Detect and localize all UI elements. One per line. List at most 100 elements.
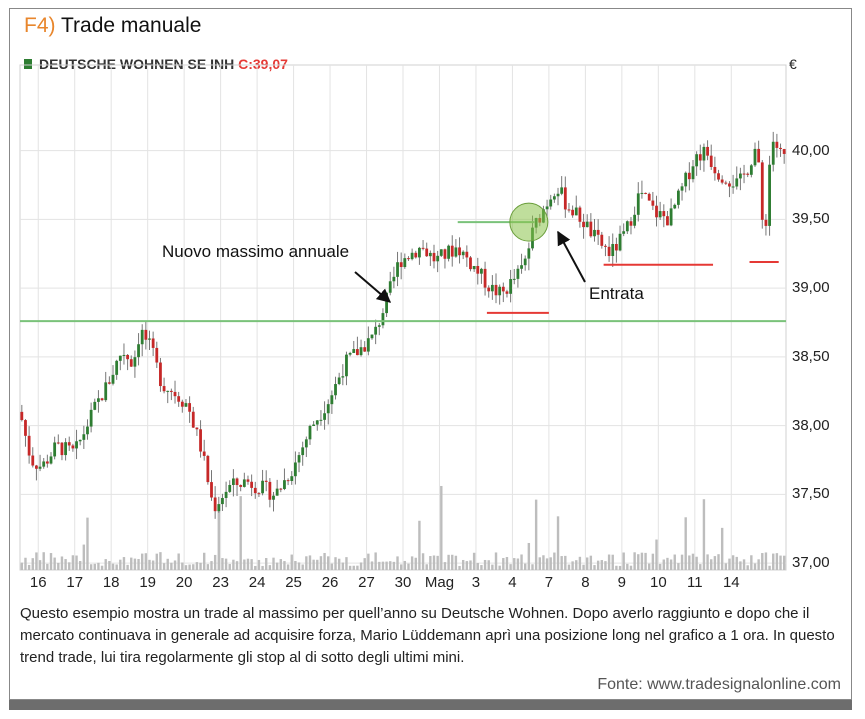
candle-down <box>505 291 509 294</box>
volume-bar <box>261 565 264 570</box>
volume-bar <box>782 555 786 570</box>
volume-bar <box>483 559 487 570</box>
volume-bar <box>761 553 764 570</box>
candle-down <box>709 155 713 167</box>
figure-frame <box>9 8 852 700</box>
candle-up <box>436 255 440 262</box>
candle-up <box>38 466 42 469</box>
candle-down <box>578 207 582 222</box>
volume-bar <box>46 563 49 570</box>
volume-bar <box>637 554 640 570</box>
candle-down <box>279 488 283 490</box>
candle-up <box>221 497 224 505</box>
x-tick-label: 10 <box>649 574 667 591</box>
volume-bar <box>626 563 629 570</box>
candle-down <box>450 245 454 257</box>
candle-down <box>443 249 447 259</box>
candle-up <box>695 154 699 167</box>
candle-up <box>428 252 432 257</box>
candle-up <box>509 279 513 294</box>
candle-up <box>115 360 119 375</box>
candle-up <box>326 404 330 414</box>
volume-bar <box>31 558 34 570</box>
volume-bar <box>688 555 691 570</box>
volume-bar <box>389 561 392 570</box>
volume-bar <box>680 554 684 570</box>
volume-bar <box>622 552 625 570</box>
candle-up <box>64 442 67 456</box>
volume-bar <box>640 552 644 570</box>
candle-down <box>151 338 155 348</box>
candle-up <box>261 480 264 494</box>
candle-down <box>600 234 604 246</box>
candle-up <box>552 196 556 200</box>
candle-down <box>717 173 720 180</box>
candle-down <box>206 455 210 483</box>
candle-down <box>286 480 290 482</box>
volume-bar <box>93 563 96 570</box>
candle-up <box>49 456 53 464</box>
candle-down <box>162 386 166 392</box>
candle-down <box>100 398 104 401</box>
candle-down <box>239 485 243 487</box>
volume-bar <box>155 553 158 570</box>
volume-bar <box>571 561 574 570</box>
candle-up <box>673 204 677 209</box>
volume-bar <box>604 561 607 570</box>
volume-bar <box>746 565 749 570</box>
volume-bar <box>666 557 669 570</box>
arrow-new-high <box>354 271 392 303</box>
volume-bar <box>487 560 490 570</box>
candle-up <box>640 192 644 194</box>
volume-bar <box>593 565 596 570</box>
volume-bar <box>534 499 538 570</box>
volume-bar <box>370 561 374 570</box>
candle-up <box>312 424 316 426</box>
candle-up <box>684 172 688 187</box>
candle-down <box>567 209 571 211</box>
candle-down <box>469 257 472 270</box>
candle-up <box>184 403 188 407</box>
figure-source: Fonte: www.tradesignalonline.com <box>597 676 841 693</box>
x-tick-label: 7 <box>544 574 554 591</box>
candle-up <box>574 207 578 216</box>
volume-bar <box>491 564 494 570</box>
candle-up <box>97 398 100 402</box>
volume-bar <box>235 561 239 570</box>
volume-bar <box>272 557 275 570</box>
volume-bar <box>699 564 702 570</box>
y-tick-label: 39,50 <box>792 210 830 228</box>
y-tick-label: 37,50 <box>792 485 830 503</box>
candle-down <box>253 487 257 494</box>
legend-instrument: DEUTSCHE WOHNEN SE INH <box>39 56 235 72</box>
volume-bar <box>429 556 432 570</box>
candle-up <box>680 186 684 191</box>
volume-bar <box>710 559 713 570</box>
volume-bar <box>410 556 414 570</box>
volume-bar <box>629 565 633 570</box>
reference-lines <box>20 202 786 323</box>
volume-bar <box>352 565 355 570</box>
candle-up <box>739 173 742 179</box>
candle-up <box>290 476 294 482</box>
candle-up <box>359 347 363 356</box>
volume-bar <box>275 562 279 570</box>
candle-down <box>764 219 768 226</box>
volume-bar <box>57 562 60 570</box>
candle-up <box>633 214 637 226</box>
x-tick-label: 4 <box>508 574 517 591</box>
candle-up <box>86 426 89 435</box>
candle-up <box>498 286 502 296</box>
volume-bar <box>115 564 118 570</box>
candle-up <box>388 281 392 293</box>
candle-down <box>126 354 130 360</box>
candle-down <box>421 247 425 249</box>
annotation-arrows <box>354 230 586 303</box>
volume-bar <box>104 559 107 570</box>
candle-down <box>180 401 184 407</box>
x-tick-label: 24 <box>248 574 266 591</box>
volume-bar <box>367 553 370 570</box>
volume-bar <box>655 539 658 570</box>
volume-bar <box>658 563 662 570</box>
candle-up <box>377 325 381 327</box>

· · ·

Aim of the task
Write out all the items above word for word, line for line, and leave the pictures out.

Task solution
Detect and localize all UI elements. One per line. List at most 100 elements.
candle-down <box>505 291 509 294</box>
volume-bar <box>261 565 264 570</box>
volume-bar <box>782 555 786 570</box>
volume-bar <box>483 559 487 570</box>
volume-bar <box>761 553 764 570</box>
candle-down <box>709 155 713 167</box>
figure-frame <box>9 8 852 700</box>
candle-up <box>436 255 440 262</box>
candle-up <box>38 466 42 469</box>
candle-down <box>578 207 582 222</box>
volume-bar <box>46 563 49 570</box>
volume-bar <box>637 554 640 570</box>
candle-down <box>279 488 283 490</box>
candle-up <box>221 497 224 505</box>
x-tick-label: 10 <box>649 574 667 591</box>
volume-bar <box>626 563 629 570</box>
candle-down <box>450 245 454 257</box>
candle-down <box>443 249 447 259</box>
candle-up <box>695 154 699 167</box>
candle-up <box>428 252 432 257</box>
candle-up <box>509 279 513 294</box>
candle-up <box>115 360 119 375</box>
candle-up <box>326 404 330 414</box>
volume-bar <box>31 558 34 570</box>
volume-bar <box>688 555 691 570</box>
volume-bar <box>389 561 392 570</box>
volume-bar <box>680 554 684 570</box>
volume-bar <box>622 552 625 570</box>
candle-up <box>64 442 67 456</box>
volume-bar <box>640 552 644 570</box>
candle-down <box>151 338 155 348</box>
candle-up <box>261 480 264 494</box>
candle-down <box>600 234 604 246</box>
candle-up <box>552 196 556 200</box>
candle-down <box>717 173 720 180</box>
candle-down <box>206 455 210 483</box>
candle-down <box>286 480 290 482</box>
volume-bar <box>93 563 96 570</box>
candle-up <box>49 456 53 464</box>
candle-down <box>162 386 166 392</box>
candle-down <box>100 398 104 401</box>
candle-down <box>239 485 243 487</box>
volume-bar <box>155 553 158 570</box>
volume-bar <box>571 561 574 570</box>
candle-up <box>673 204 677 209</box>
volume-bar <box>604 561 607 570</box>
volume-bar <box>746 565 749 570</box>
volume-bar <box>666 557 669 570</box>
arrow-new-high <box>354 271 392 303</box>
volume-bar <box>487 560 490 570</box>
candle-up <box>640 192 644 194</box>
volume-bar <box>593 565 596 570</box>
volume-bar <box>534 499 538 570</box>
volume-bar <box>370 561 374 570</box>
candle-up <box>312 424 316 426</box>
candle-up <box>684 172 688 187</box>
candle-down <box>567 209 571 211</box>
candle-down <box>469 257 472 270</box>
candle-up <box>184 403 188 407</box>
figure-source: Fonte: www.tradesignalonline.com <box>597 676 841 693</box>
x-tick-label: 7 <box>544 574 554 591</box>
candle-up <box>574 207 578 216</box>
volume-bar <box>491 564 494 570</box>
candle-up <box>97 398 100 402</box>
volume-bar <box>235 561 239 570</box>
volume-bar <box>272 557 275 570</box>
volume-bar <box>699 564 702 570</box>
y-tick-label: 39,50 <box>792 210 830 228</box>
y-tick-label: 37,50 <box>792 485 830 503</box>
candle-down <box>253 487 257 494</box>
legend-instrument: DEUTSCHE WOHNEN SE INH <box>39 56 235 72</box>
volume-bar <box>429 556 432 570</box>
candle-up <box>680 186 684 191</box>
volume-bar <box>710 559 713 570</box>
volume-bar <box>410 556 414 570</box>
volume-bar <box>629 565 633 570</box>
reference-lines <box>20 202 786 323</box>
volume-bar <box>352 565 355 570</box>
candle-up <box>739 173 742 179</box>
candle-up <box>290 476 294 482</box>
candle-up <box>359 347 363 356</box>
volume-bar <box>275 562 279 570</box>
candle-down <box>764 219 768 226</box>
volume-bar <box>57 562 60 570</box>
candle-up <box>633 214 637 226</box>
x-tick-label: 4 <box>508 574 517 591</box>
candle-up <box>86 426 89 435</box>
candle-up <box>498 286 502 296</box>
volume-bar <box>115 564 118 570</box>
candle-up <box>388 281 392 293</box>
candle-down <box>126 354 130 360</box>
candle-down <box>421 247 425 249</box>
annotation-arrows <box>354 230 586 303</box>
volume-bar <box>104 559 107 570</box>
candle-down <box>180 401 184 407</box>
x-tick-label: 24 <box>248 574 266 591</box>
volume-bar <box>367 553 370 570</box>
volume-bar <box>655 539 658 570</box>
volume-bar <box>658 563 662 570</box>
candle-up <box>377 325 381 327</box>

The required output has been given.